**Supplied text**

----

I have a running and working setup of Zwave-JS-UI and HA. Everything is working fine and as expected so far.
The only thing i might be too stupid to get working is using wait_for_trigger in scripts. I have some Fibaro Roller Shutter 2 (FGR222) devices i want to work with in scripts.
So what i am trying to accomplish: Wait for a Cover to change to “closed” and then do some stuff in a script. But the wait_for_trigger always times out. But HA (in developer tools) reports ‘closed’ just as expected.
I’ve never seen this construct before. Most would use the cover.close_cover service call
I would try this. Also the for close may be unnecessary for the script. As it looks like you want it to close within 20 seconds. So having it be closed for 3 seconds, it the same as having a 17 second timeout.
regarding the first thing…yeah this is just what HA does if you pick the device in the UI instead of a service call.
regarding for: …yes, i just want to make sure the state closed is set for 3 sec. the 20 sec timeout is just there because i was unsure what happens if i use no timeout at all…the closed state is reported withing 1-2 sec in my tests according to HA.
The syntax on wait for trigger looks incorrect. Try removing the hyphen on the entitiy id and moving it back up to the prior line like in my example.
Closed could be the wrong state to test for. Take a look in developer tools / states to see what the value is. It may be on or off and the “closed” is the UI translating it based on the device class.
i did! works just fine…returns True/False… all the time. only wait_for_trigger is not working. Maybe i should add that i use wait_for_trigger in a lot of automations with other integrations than zwave. they all work just as documented and expected.
but let me try your approach because i used platform template in wait_for_trigger
First, wait for trigger requires that the trigger happens. So if it is already closed before that the script gets to the trigger it will not trigger. Because zwave service calls do seem to wait for the command to complete in on the zwave network. It would not be surprising for the state to already be updated in HA.
You could test this by adding a call to
- service: system_log.write
data:
level: info
message: "turn_on {{states('cover.my_cover')}} {{now().strftime('%H:%M:%S.%f')[:-3]}}"
logger: service
And see what’s in the log. You may need to make it a warning to show up.
The template, on the other hand, evaluates when it executes, and then will wait if it’s not true for the timeout.
Second, a weird issue with “closed” not be quoted. Likely not the issue though.
The issue is probably that it’s already closed.
I find it really strange but HA needs it to switch to closed while it’s waiting, it can already be closed.
The workaround is to use a if else.

----

**Data provided**
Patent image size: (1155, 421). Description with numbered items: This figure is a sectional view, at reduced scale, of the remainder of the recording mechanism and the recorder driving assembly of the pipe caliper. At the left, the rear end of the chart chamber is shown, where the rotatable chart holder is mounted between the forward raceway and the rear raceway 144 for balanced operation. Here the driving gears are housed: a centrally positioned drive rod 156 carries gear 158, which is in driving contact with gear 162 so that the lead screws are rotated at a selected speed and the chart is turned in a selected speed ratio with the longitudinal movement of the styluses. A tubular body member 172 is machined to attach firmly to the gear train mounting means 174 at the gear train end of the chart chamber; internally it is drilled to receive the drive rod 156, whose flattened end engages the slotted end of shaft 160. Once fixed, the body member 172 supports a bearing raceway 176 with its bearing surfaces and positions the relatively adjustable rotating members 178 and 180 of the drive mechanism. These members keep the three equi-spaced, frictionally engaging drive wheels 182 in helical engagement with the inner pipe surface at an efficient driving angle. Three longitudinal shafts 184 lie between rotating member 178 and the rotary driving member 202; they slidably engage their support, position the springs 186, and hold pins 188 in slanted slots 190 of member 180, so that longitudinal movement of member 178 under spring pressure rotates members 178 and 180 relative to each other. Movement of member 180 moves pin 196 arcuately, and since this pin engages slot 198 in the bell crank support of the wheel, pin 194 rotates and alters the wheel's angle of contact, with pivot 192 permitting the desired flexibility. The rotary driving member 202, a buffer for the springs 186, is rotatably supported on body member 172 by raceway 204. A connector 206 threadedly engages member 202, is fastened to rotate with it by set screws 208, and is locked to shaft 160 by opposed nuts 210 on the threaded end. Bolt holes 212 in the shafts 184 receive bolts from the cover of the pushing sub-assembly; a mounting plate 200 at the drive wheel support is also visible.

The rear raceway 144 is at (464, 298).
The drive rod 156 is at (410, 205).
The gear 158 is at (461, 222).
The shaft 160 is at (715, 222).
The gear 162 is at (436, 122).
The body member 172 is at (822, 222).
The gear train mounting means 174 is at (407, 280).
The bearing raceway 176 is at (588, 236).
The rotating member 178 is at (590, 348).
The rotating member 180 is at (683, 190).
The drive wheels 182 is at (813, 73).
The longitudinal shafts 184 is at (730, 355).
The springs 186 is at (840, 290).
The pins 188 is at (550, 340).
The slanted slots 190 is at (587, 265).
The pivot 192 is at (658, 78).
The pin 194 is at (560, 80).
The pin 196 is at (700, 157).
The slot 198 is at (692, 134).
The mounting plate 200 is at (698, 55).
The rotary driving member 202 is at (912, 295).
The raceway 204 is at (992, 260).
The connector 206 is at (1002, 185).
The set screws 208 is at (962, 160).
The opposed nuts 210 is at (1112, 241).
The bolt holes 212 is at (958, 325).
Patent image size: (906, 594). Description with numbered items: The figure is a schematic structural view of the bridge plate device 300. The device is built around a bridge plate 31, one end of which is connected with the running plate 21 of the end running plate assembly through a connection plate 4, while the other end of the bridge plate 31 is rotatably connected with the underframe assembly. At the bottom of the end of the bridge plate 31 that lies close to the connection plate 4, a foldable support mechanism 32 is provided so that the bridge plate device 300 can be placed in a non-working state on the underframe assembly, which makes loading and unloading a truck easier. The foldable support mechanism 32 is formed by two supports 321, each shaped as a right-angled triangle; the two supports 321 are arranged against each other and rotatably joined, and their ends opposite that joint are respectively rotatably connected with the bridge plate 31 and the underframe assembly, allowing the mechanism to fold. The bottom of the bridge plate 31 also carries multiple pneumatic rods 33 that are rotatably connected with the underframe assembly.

----

**What to do**
(a) For each statement below, say yes or no depending on whether the wait_for_trigger thread agrees with it, and quote the words that decide it. (i) The shutters in question are Fibaro Roller Shutter 2 (FGR222) devices. (ii) wait_for_trigger fires when the cover is already closed before the script reaches it. (iii) The poster uses wait_for_trigger only with Z-Wave devices.
(b) Write the next part of the wait_for_trigger thread, starting after its last sentence.
The records have no connection to the wait_for_trigger thread.

**Answers for the exercise**
(a)
(i) Yes: "I have some Fibaro Roller Shutter 2 (FGR222) devices"
(ii) No: "if it is already closed before that the script gets to the trigger it will not trigger"
(iii) No: "i use wait_for_trigger in a lot of automations with other integrations than zwave"

(b)
If closed
Do something, preferably a script
else
wait for trigger
Do something, preferably a script
end if
this is the correct solution. and it’s not strange. quite explainable.
as @PeteRage said, if the state of the cover is closed already by the time it enters this wait, then the trigger won’t happen in the non-template case because that other method is saying “wait for this change to happen”.
@Hellis81 i would recommend against the “if” check around the wait. this may be mostly hypothetical, but the if check closes the window of vulnerability, but theoretically if the cover achieves close between the if check and the else clause execution (remember there’s no promise that these are atomic) then it can still fail. odds of that happening are very small, but why chance it… negative code beauty points and the template method doesn’t have that vulnerability.
No shit! Aren’t you clever.
Well what if the entity is a device tracker that glitches every now and then and you want to wait for a phone to disconnect from the cars Bluetooth when they are in the home zone.
The device tracker says you are at work even though you are home, the Bluetooth disconnects then the device tracker updates.
Oh? That failed?? Gosh…
In Node red the wait for trigger looks at the current state also which is in my opinion the way it should work.
The wait for trigger in HA makes it complicated for no good reason.
Alright. Thank you so much for your help and the enlightening discussion guys.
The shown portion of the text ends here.